[Dataset items]
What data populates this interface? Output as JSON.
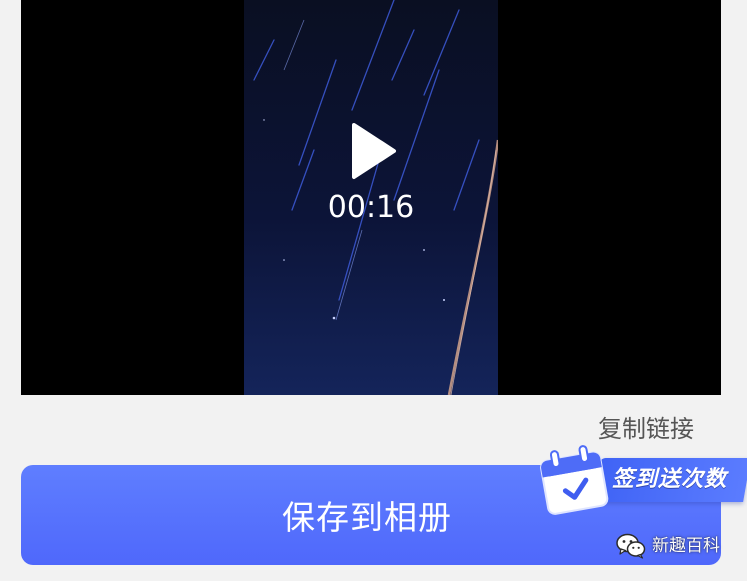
{
  "video": {
    "duration": "00:16",
    "play_icon": "play-icon"
  },
  "actions": {
    "copy_link_label": "复制链接",
    "save_button_label": "保存到相册"
  },
  "promo": {
    "checkin_label": "签到送次数",
    "icon": "calendar-check-icon"
  },
  "watermark": {
    "label": "新趣百科",
    "icon": "wechat-icon"
  },
  "colors": {
    "background": "#f2f2f2",
    "button_primary": "#5570fd",
    "video_background": "#000000",
    "text_secondary": "#555555"
  }
}
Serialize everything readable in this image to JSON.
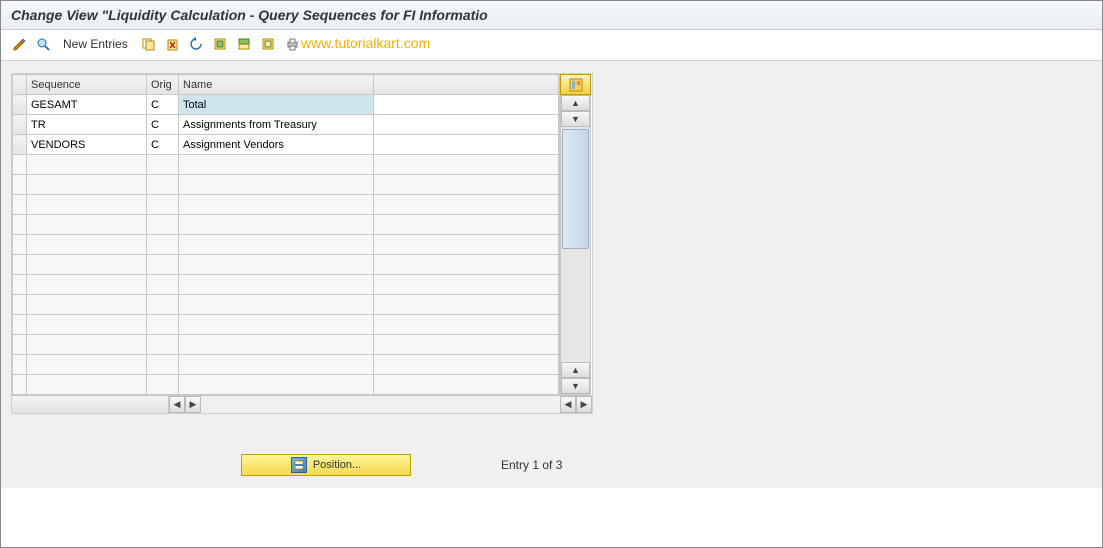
{
  "title": "Change View \"Liquidity Calculation - Query Sequences for FI Informatio",
  "toolbar": {
    "new_entries_label": "New Entries"
  },
  "watermark": "www.tutorialkart.com",
  "columns": {
    "sequence": "Sequence",
    "orig": "Orig",
    "name": "Name"
  },
  "rows": [
    {
      "sequence": "GESAMT",
      "orig": "C",
      "name": "Total",
      "selected": true
    },
    {
      "sequence": "TR",
      "orig": "C",
      "name": "Assignments from Treasury",
      "selected": false
    },
    {
      "sequence": "VENDORS",
      "orig": "C",
      "name": "Assignment Vendors",
      "selected": false
    }
  ],
  "empty_rows": 12,
  "footer": {
    "position_label": "Position...",
    "entry_info": "Entry 1 of 3"
  }
}
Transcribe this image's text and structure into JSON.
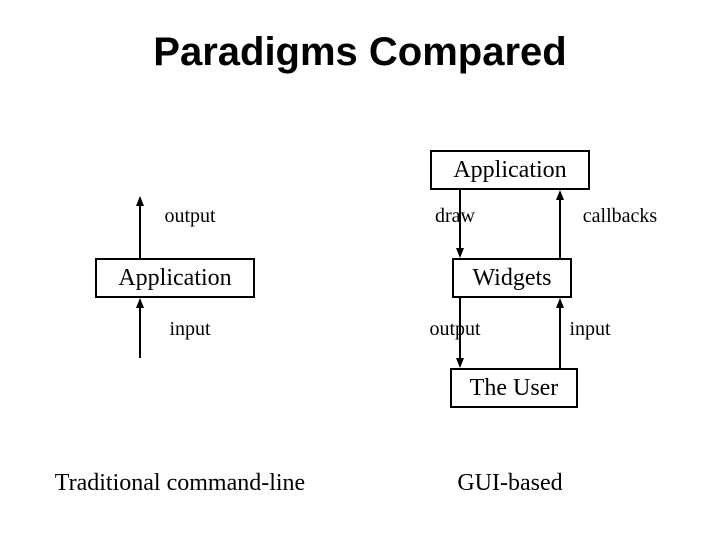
{
  "title": "Paradigms Compared",
  "left": {
    "box_app": "Application",
    "label_output": "output",
    "label_input": "input",
    "caption": "Traditional command-line"
  },
  "right": {
    "box_app": "Application",
    "box_widgets": "Widgets",
    "box_user": "The User",
    "label_draw": "draw",
    "label_callbacks": "callbacks",
    "label_output": "output",
    "label_input": "input",
    "caption": "GUI-based"
  }
}
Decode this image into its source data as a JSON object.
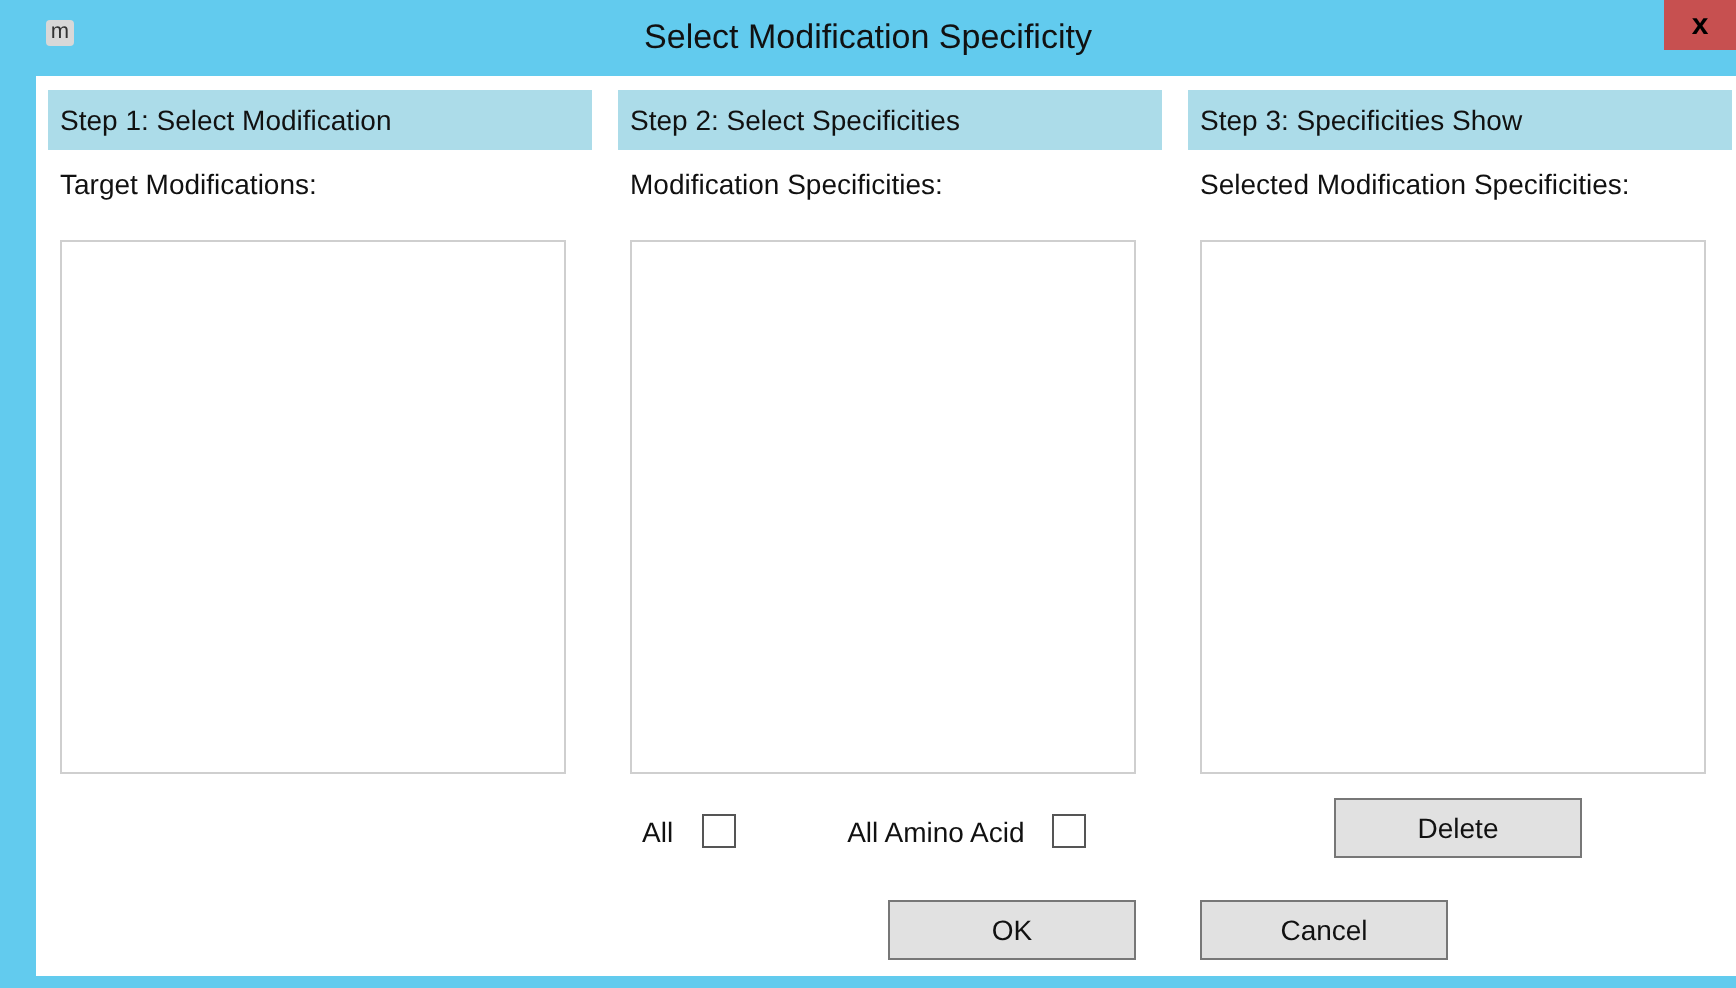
{
  "window": {
    "title": "Select Modification Specificity",
    "icon": "m",
    "close": "x"
  },
  "steps": [
    {
      "header": "Step 1: Select Modification",
      "label": "Target Modifications:"
    },
    {
      "header": "Step 2: Select Specificities",
      "label": "Modification Specificities:",
      "checkboxes": [
        {
          "label": "All",
          "checked": false
        },
        {
          "label": "All Amino Acid",
          "checked": false
        }
      ]
    },
    {
      "header": "Step 3: Specificities Show",
      "label": "Selected Modification Specificities:",
      "button": "Delete"
    }
  ],
  "buttons": [
    "OK",
    "Cancel"
  ]
}
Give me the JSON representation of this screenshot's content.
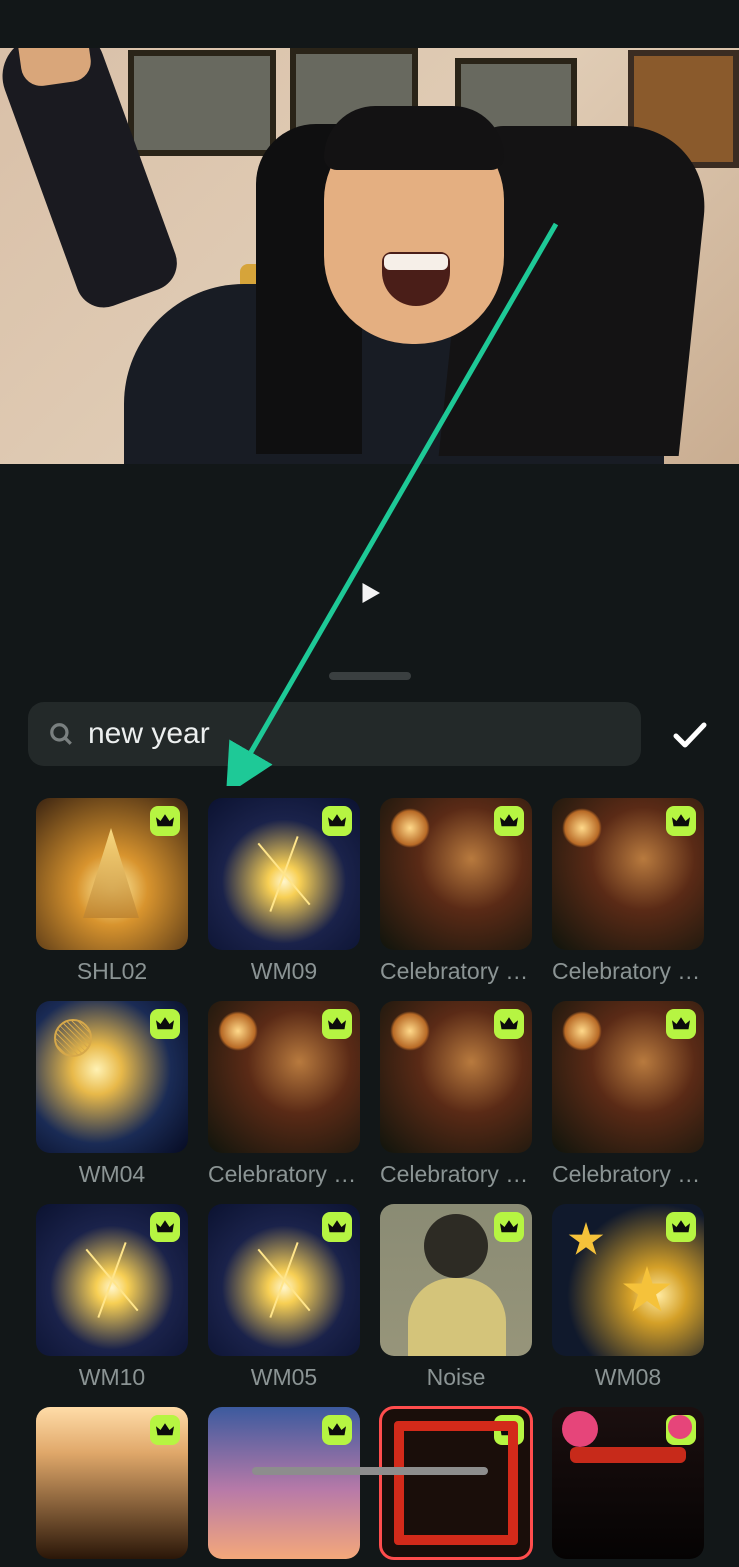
{
  "search": {
    "value": "new year",
    "placeholder": "Search"
  },
  "effects": [
    {
      "label": "SHL02",
      "thumb_class": "th-shl02",
      "premium": true,
      "selected": false
    },
    {
      "label": "WM09",
      "thumb_class": "th-sparkler",
      "premium": true,
      "selected": false
    },
    {
      "label": "Celebratory Vibes",
      "thumb_class": "th-celeb",
      "premium": true,
      "selected": false
    },
    {
      "label": "Celebratory Vibes",
      "thumb_class": "th-celeb",
      "premium": true,
      "selected": false
    },
    {
      "label": "WM04",
      "thumb_class": "th-wm04",
      "premium": true,
      "selected": false
    },
    {
      "label": "Celebratory Vibes",
      "thumb_class": "th-celeb",
      "premium": true,
      "selected": false
    },
    {
      "label": "Celebratory Vibes",
      "thumb_class": "th-celeb",
      "premium": true,
      "selected": false
    },
    {
      "label": "Celebratory Vibes",
      "thumb_class": "th-celeb",
      "premium": true,
      "selected": false
    },
    {
      "label": "WM10",
      "thumb_class": "th-sparkler",
      "premium": true,
      "selected": false
    },
    {
      "label": "WM05",
      "thumb_class": "th-sparkler",
      "premium": true,
      "selected": false
    },
    {
      "label": "Noise",
      "thumb_class": "th-noise",
      "premium": true,
      "selected": false
    },
    {
      "label": "WM08",
      "thumb_class": "th-wm08",
      "premium": true,
      "selected": false
    },
    {
      "label": "",
      "thumb_class": "th-city",
      "premium": true,
      "selected": false
    },
    {
      "label": "",
      "thumb_class": "th-sky",
      "premium": true,
      "selected": false
    },
    {
      "label": "",
      "thumb_class": "th-torii",
      "premium": true,
      "selected": true
    },
    {
      "label": "",
      "thumb_class": "th-torii2",
      "premium": true,
      "selected": false
    }
  ],
  "annotation_arrow": {
    "from_desc": "preview-area",
    "to_desc": "effect-item-WM09",
    "color": "#1ec997"
  }
}
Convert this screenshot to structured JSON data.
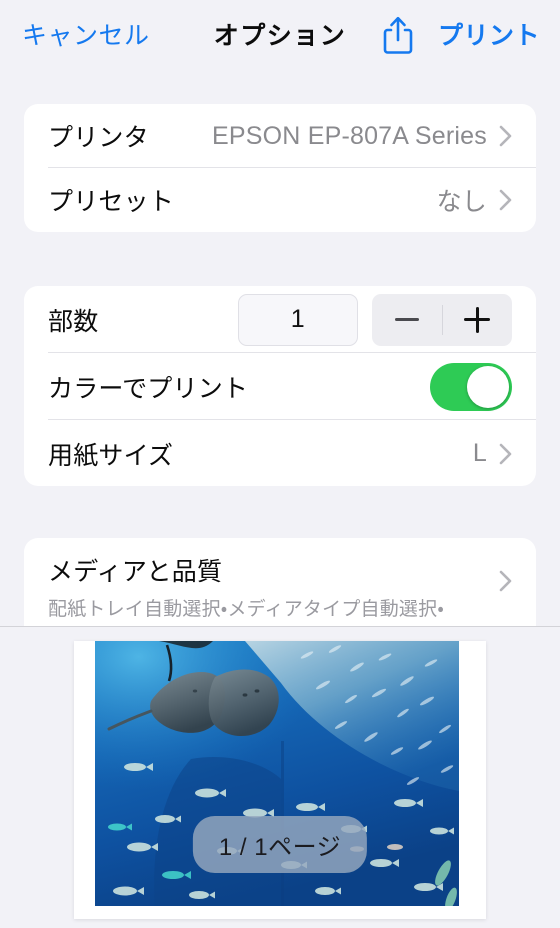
{
  "header": {
    "cancel_label": "キャンセル",
    "title": "オプション",
    "share_icon": "share-icon",
    "print_label": "プリント",
    "accent_color": "#1579EF"
  },
  "printer_section": {
    "rows": [
      {
        "label": "プリンタ",
        "value": "EPSON EP-807A Series",
        "accessory": "chevron-right-icon"
      },
      {
        "label": "プリセット",
        "value": "なし",
        "accessory": "chevron-right-icon"
      }
    ]
  },
  "settings_section": {
    "copies": {
      "label": "部数",
      "value": "1",
      "decrement_icon": "minus-icon",
      "increment_icon": "plus-icon"
    },
    "color_print": {
      "label": "カラーでプリント",
      "state": "on",
      "on_color": "#2ECB55"
    },
    "paper_size": {
      "label": "用紙サイズ",
      "value": "L",
      "accessory": "chevron-right-icon"
    }
  },
  "media_section": {
    "title": "メディアと品質",
    "subtitle": "配紙トレイ自動選択・メディアタイプ自動選択・",
    "accessory": "chevron-right-icon"
  },
  "preview": {
    "page_badge": "1 / 1ページ",
    "image_description": "aquarium-photo-stingrays-and-fish-school"
  }
}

**Exercise details**. Every line of the material is to be quoted exactly, with no pictures carried over.

**Solved problem**.
What data populates this interface? Output as JSON.
{
  "video": {
    "duration": "00:16",
    "play_icon": "play-icon"
  },
  "actions": {
    "copy_link_label": "复制链接",
    "save_button_label": "保存到相册"
  },
  "promo": {
    "checkin_label": "签到送次数",
    "icon": "calendar-check-icon"
  },
  "watermark": {
    "label": "新趣百科",
    "icon": "wechat-icon"
  },
  "colors": {
    "background": "#f2f2f2",
    "button_primary": "#5570fd",
    "video_background": "#000000",
    "text_secondary": "#555555"
  }
}
Serialize everything readable in this image to JSON.
{
  "title": "Change View \"Liquidity Calculation - Query Sequences for FI Informatio",
  "toolbar": {
    "new_entries_label": "New Entries"
  },
  "watermark": "www.tutorialkart.com",
  "columns": {
    "sequence": "Sequence",
    "orig": "Orig",
    "name": "Name"
  },
  "rows": [
    {
      "sequence": "GESAMT",
      "orig": "C",
      "name": "Total",
      "selected": true
    },
    {
      "sequence": "TR",
      "orig": "C",
      "name": "Assignments from Treasury",
      "selected": false
    },
    {
      "sequence": "VENDORS",
      "orig": "C",
      "name": "Assignment Vendors",
      "selected": false
    }
  ],
  "empty_rows": 12,
  "footer": {
    "position_label": "Position...",
    "entry_info": "Entry 1 of 3"
  }
}
Transcribe this image's text and structure into JSON.
{
  "title": "Paradigms Compared",
  "left": {
    "box_app": "Application",
    "label_output": "output",
    "label_input": "input",
    "caption": "Traditional command-line"
  },
  "right": {
    "box_app": "Application",
    "box_widgets": "Widgets",
    "box_user": "The User",
    "label_draw": "draw",
    "label_callbacks": "callbacks",
    "label_output": "output",
    "label_input": "input",
    "caption": "GUI-based"
  }
}
Decode this image into its source data as a JSON object.
{
  "window": {
    "title": "Select Modification Specificity",
    "icon": "m",
    "close": "x"
  },
  "steps": [
    {
      "header": "Step 1: Select Modification",
      "label": "Target Modifications:"
    },
    {
      "header": "Step 2: Select Specificities",
      "label": "Modification Specificities:",
      "checkboxes": [
        {
          "label": "All",
          "checked": false
        },
        {
          "label": "All Amino Acid",
          "checked": false
        }
      ]
    },
    {
      "header": "Step 3: Specificities Show",
      "label": "Selected Modification Specificities:",
      "button": "Delete"
    }
  ],
  "buttons": [
    "OK",
    "Cancel"
  ]
}
Give me the JSON representation of this screenshot's content.
{
  "search": {
    "value": "new year",
    "placeholder": "Search"
  },
  "effects": [
    {
      "label": "SHL02",
      "thumb_class": "th-shl02",
      "premium": true,
      "selected": false
    },
    {
      "label": "WM09",
      "thumb_class": "th-sparkler",
      "premium": true,
      "selected": false
    },
    {
      "label": "Celebratory Vibes",
      "thumb_class": "th-celeb",
      "premium": true,
      "selected": false
    },
    {
      "label": "Celebratory Vibes",
      "thumb_class": "th-celeb",
      "premium": true,
      "selected": false
    },
    {
      "label": "WM04",
      "thumb_class": "th-wm04",
      "premium": true,
      "selected": false
    },
    {
      "label": "Celebratory Vibes",
      "thumb_class": "th-celeb",
      "premium": true,
      "selected": false
    },
    {
      "label": "Celebratory Vibes",
      "thumb_class": "th-celeb",
      "premium": true,
      "selected": false
    },
    {
      "label": "Celebratory Vibes",
      "thumb_class": "th-celeb",
      "premium": true,
      "selected": false
    },
    {
      "label": "WM10",
      "thumb_class": "th-sparkler",
      "premium": true,
      "selected": false
    },
    {
      "label": "WM05",
      "thumb_class": "th-sparkler",
      "premium": true,
      "selected": false
    },
    {
      "label": "Noise",
      "thumb_class": "th-noise",
      "premium": true,
      "selected": false
    },
    {
      "label": "WM08",
      "thumb_class": "th-wm08",
      "premium": true,
      "selected": false
    },
    {
      "label": "",
      "thumb_class": "th-city",
      "premium": true,
      "selected": false
    },
    {
      "label": "",
      "thumb_class": "th-sky",
      "premium": true,
      "selected": false
    },
    {
      "label": "",
      "thumb_class": "th-torii",
      "premium": true,
      "selected": true
    },
    {
      "label": "",
      "thumb_class": "th-torii2",
      "premium": true,
      "selected": false
    }
  ],
  "annotation_arrow": {
    "from_desc": "preview-area",
    "to_desc": "effect-item-WM09",
    "color": "#1ec997"
  }
}
Convert this screenshot to structured JSON data.
{
  "header": {
    "cancel_label": "キャンセル",
    "title": "オプション",
    "share_icon": "share-icon",
    "print_label": "プリント",
    "accent_color": "#1579EF"
  },
  "printer_section": {
    "rows": [
      {
        "label": "プリンタ",
        "value": "EPSON EP-807A Series",
        "accessory": "chevron-right-icon"
      },
      {
        "label": "プリセット",
        "value": "なし",
        "accessory": "chevron-right-icon"
      }
    ]
  },
  "settings_section": {
    "copies": {
      "label": "部数",
      "value": "1",
      "decrement_icon": "minus-icon",
      "increment_icon": "plus-icon"
    },
    "color_print": {
      "label": "カラーでプリント",
      "state": "on",
      "on_color": "#2ECB55"
    },
    "paper_size": {
      "label": "用紙サイズ",
      "value": "L",
      "accessory": "chevron-right-icon"
    }
  },
  "media_section": {
    "title": "メディアと品質",
    "subtitle": "配紙トレイ自動選択・メディアタイプ自動選択・",
    "accessory": "chevron-right-icon"
  },
  "preview": {
    "page_badge": "1 / 1ページ",
    "image_description": "aquarium-photo-stingrays-and-fish-school"
  }
}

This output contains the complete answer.